◆ Objective ◆
Pictures do not belong in your copy. Repeat all the other data exactly.

■ ■ ■ ■ ■ ■ ■

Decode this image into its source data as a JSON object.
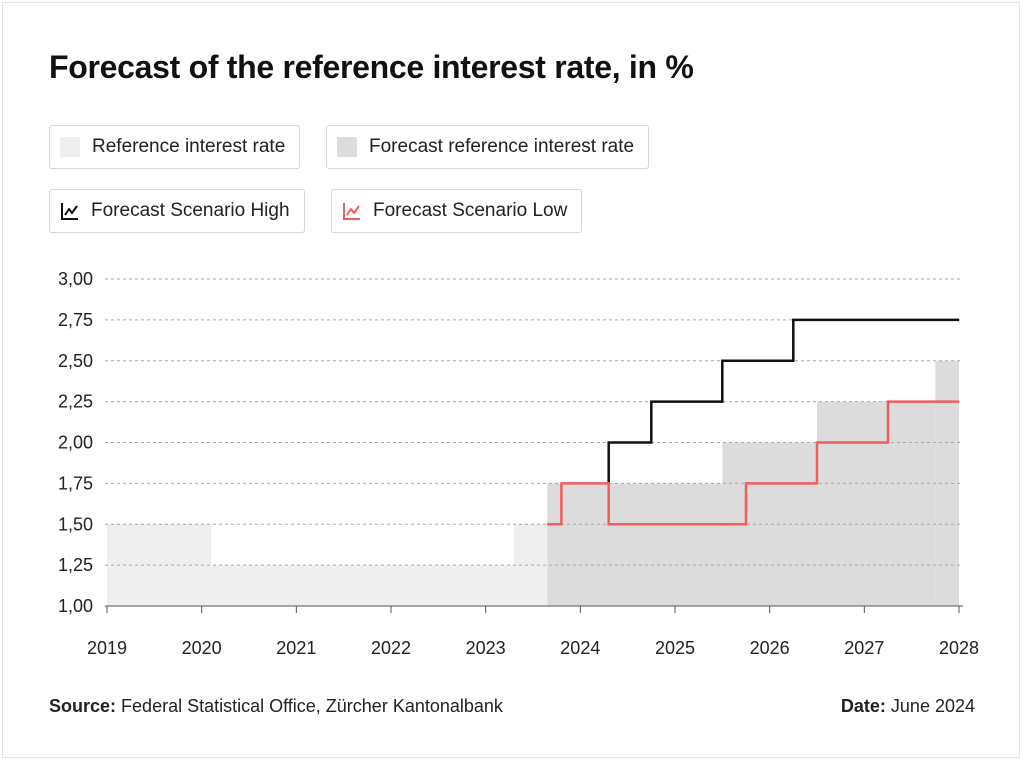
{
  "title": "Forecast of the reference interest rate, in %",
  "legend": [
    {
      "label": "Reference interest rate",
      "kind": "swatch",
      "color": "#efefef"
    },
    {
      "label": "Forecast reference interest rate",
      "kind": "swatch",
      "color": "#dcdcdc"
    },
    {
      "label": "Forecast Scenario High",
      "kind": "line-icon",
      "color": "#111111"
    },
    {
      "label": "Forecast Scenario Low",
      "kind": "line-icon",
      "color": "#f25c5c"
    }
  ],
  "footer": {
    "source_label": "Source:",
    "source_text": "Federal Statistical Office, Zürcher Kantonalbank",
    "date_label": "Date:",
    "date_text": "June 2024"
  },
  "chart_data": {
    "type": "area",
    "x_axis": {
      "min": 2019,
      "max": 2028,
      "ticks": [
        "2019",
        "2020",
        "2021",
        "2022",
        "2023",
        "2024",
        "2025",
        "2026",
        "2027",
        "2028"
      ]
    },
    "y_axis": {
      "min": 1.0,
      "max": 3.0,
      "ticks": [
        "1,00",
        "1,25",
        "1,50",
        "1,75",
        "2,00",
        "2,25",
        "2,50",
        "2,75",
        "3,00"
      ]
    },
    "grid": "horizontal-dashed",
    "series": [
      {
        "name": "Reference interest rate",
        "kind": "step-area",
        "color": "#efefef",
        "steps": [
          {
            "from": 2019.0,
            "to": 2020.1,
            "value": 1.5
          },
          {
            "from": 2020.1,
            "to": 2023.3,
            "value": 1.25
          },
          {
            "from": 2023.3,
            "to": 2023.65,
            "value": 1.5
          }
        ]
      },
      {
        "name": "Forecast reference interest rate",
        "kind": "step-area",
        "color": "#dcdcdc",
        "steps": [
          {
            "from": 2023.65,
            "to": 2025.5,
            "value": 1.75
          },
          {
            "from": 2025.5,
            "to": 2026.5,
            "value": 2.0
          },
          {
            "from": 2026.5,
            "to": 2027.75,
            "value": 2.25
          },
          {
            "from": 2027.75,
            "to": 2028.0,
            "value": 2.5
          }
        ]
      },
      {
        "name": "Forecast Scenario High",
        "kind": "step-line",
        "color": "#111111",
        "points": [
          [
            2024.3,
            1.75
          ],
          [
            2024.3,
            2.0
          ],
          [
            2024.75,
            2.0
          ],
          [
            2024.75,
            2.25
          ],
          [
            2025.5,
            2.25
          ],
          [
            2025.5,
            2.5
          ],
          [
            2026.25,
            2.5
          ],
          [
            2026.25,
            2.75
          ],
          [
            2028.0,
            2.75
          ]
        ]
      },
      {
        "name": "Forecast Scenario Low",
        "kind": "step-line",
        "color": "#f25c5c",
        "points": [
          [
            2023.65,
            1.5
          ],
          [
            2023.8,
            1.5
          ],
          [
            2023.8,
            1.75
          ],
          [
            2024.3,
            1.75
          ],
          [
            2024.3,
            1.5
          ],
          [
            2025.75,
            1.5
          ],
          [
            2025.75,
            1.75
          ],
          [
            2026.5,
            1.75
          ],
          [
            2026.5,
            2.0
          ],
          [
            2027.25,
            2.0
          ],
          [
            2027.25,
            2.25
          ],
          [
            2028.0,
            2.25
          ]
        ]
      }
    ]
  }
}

■ ■ ■ ■ ■ ■ ■

◆ Written reply ◆
Decode this image into its source data as a JSON object.
{
  "title": "Forecast of the reference interest rate, in %",
  "legend": [
    {
      "label": "Reference interest rate",
      "kind": "swatch",
      "color": "#efefef"
    },
    {
      "label": "Forecast reference interest rate",
      "kind": "swatch",
      "color": "#dcdcdc"
    },
    {
      "label": "Forecast Scenario High",
      "kind": "line-icon",
      "color": "#111111"
    },
    {
      "label": "Forecast Scenario Low",
      "kind": "line-icon",
      "color": "#f25c5c"
    }
  ],
  "footer": {
    "source_label": "Source:",
    "source_text": "Federal Statistical Office, Zürcher Kantonalbank",
    "date_label": "Date:",
    "date_text": "June 2024"
  },
  "chart_data": {
    "type": "area",
    "x_axis": {
      "min": 2019,
      "max": 2028,
      "ticks": [
        "2019",
        "2020",
        "2021",
        "2022",
        "2023",
        "2024",
        "2025",
        "2026",
        "2027",
        "2028"
      ]
    },
    "y_axis": {
      "min": 1.0,
      "max": 3.0,
      "ticks": [
        "1,00",
        "1,25",
        "1,50",
        "1,75",
        "2,00",
        "2,25",
        "2,50",
        "2,75",
        "3,00"
      ]
    },
    "grid": "horizontal-dashed",
    "series": [
      {
        "name": "Reference interest rate",
        "kind": "step-area",
        "color": "#efefef",
        "steps": [
          {
            "from": 2019.0,
            "to": 2020.1,
            "value": 1.5
          },
          {
            "from": 2020.1,
            "to": 2023.3,
            "value": 1.25
          },
          {
            "from": 2023.3,
            "to": 2023.65,
            "value": 1.5
          }
        ]
      },
      {
        "name": "Forecast reference interest rate",
        "kind": "step-area",
        "color": "#dcdcdc",
        "steps": [
          {
            "from": 2023.65,
            "to": 2025.5,
            "value": 1.75
          },
          {
            "from": 2025.5,
            "to": 2026.5,
            "value": 2.0
          },
          {
            "from": 2026.5,
            "to": 2027.75,
            "value": 2.25
          },
          {
            "from": 2027.75,
            "to": 2028.0,
            "value": 2.5
          }
        ]
      },
      {
        "name": "Forecast Scenario High",
        "kind": "step-line",
        "color": "#111111",
        "points": [
          [
            2024.3,
            1.75
          ],
          [
            2024.3,
            2.0
          ],
          [
            2024.75,
            2.0
          ],
          [
            2024.75,
            2.25
          ],
          [
            2025.5,
            2.25
          ],
          [
            2025.5,
            2.5
          ],
          [
            2026.25,
            2.5
          ],
          [
            2026.25,
            2.75
          ],
          [
            2028.0,
            2.75
          ]
        ]
      },
      {
        "name": "Forecast Scenario Low",
        "kind": "step-line",
        "color": "#f25c5c",
        "points": [
          [
            2023.65,
            1.5
          ],
          [
            2023.8,
            1.5
          ],
          [
            2023.8,
            1.75
          ],
          [
            2024.3,
            1.75
          ],
          [
            2024.3,
            1.5
          ],
          [
            2025.75,
            1.5
          ],
          [
            2025.75,
            1.75
          ],
          [
            2026.5,
            1.75
          ],
          [
            2026.5,
            2.0
          ],
          [
            2027.25,
            2.0
          ],
          [
            2027.25,
            2.25
          ],
          [
            2028.0,
            2.25
          ]
        ]
      }
    ]
  }
}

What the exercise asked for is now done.